Objective> Scan the material below for the string "text", and copy every line where it shows up.

Given data>
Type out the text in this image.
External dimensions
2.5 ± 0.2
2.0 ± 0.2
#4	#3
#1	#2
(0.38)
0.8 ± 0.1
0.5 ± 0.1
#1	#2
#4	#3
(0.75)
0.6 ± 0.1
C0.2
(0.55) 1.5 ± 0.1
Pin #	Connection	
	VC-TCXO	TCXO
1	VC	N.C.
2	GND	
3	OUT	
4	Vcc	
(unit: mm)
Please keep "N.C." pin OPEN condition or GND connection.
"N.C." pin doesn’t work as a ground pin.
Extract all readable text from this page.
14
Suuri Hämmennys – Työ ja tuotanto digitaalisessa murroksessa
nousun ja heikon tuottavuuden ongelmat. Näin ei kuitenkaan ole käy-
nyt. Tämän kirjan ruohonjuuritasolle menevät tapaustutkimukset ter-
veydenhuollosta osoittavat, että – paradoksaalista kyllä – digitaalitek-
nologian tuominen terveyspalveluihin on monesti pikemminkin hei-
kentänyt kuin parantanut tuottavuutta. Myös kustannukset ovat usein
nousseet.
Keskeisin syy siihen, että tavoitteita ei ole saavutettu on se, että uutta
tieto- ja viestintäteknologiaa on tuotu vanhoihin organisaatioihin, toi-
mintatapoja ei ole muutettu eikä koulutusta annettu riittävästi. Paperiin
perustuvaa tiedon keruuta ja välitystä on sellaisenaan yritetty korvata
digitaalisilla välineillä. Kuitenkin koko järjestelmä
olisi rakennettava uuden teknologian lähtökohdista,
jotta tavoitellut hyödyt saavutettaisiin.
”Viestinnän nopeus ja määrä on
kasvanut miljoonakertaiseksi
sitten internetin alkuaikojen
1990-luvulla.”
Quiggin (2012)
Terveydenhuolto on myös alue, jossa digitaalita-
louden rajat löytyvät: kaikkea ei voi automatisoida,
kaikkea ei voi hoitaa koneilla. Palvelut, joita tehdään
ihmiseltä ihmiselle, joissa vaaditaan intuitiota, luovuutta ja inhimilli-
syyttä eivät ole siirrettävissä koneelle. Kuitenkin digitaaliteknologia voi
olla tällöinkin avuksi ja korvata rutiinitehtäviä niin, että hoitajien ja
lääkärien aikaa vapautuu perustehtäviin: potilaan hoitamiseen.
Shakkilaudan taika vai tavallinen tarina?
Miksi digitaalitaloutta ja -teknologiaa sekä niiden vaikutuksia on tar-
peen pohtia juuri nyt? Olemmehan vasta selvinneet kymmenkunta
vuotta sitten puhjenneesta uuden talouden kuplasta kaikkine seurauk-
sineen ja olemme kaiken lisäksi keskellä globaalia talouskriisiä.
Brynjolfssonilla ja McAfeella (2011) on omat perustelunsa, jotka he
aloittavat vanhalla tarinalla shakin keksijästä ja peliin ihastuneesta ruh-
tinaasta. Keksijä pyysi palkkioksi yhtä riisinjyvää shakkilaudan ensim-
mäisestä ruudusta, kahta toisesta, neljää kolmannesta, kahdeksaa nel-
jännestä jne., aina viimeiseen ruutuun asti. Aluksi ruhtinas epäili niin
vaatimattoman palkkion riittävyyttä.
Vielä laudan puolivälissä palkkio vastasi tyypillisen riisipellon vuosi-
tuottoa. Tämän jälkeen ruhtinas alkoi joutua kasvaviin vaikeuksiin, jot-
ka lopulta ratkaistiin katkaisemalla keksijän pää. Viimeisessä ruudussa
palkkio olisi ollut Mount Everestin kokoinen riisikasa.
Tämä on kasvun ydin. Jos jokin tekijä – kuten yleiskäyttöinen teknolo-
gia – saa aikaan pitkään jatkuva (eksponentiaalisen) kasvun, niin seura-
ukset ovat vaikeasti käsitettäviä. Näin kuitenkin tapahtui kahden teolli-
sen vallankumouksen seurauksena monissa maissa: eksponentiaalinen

Answer>
Type out the text in this image.
Extract all readable text from this page.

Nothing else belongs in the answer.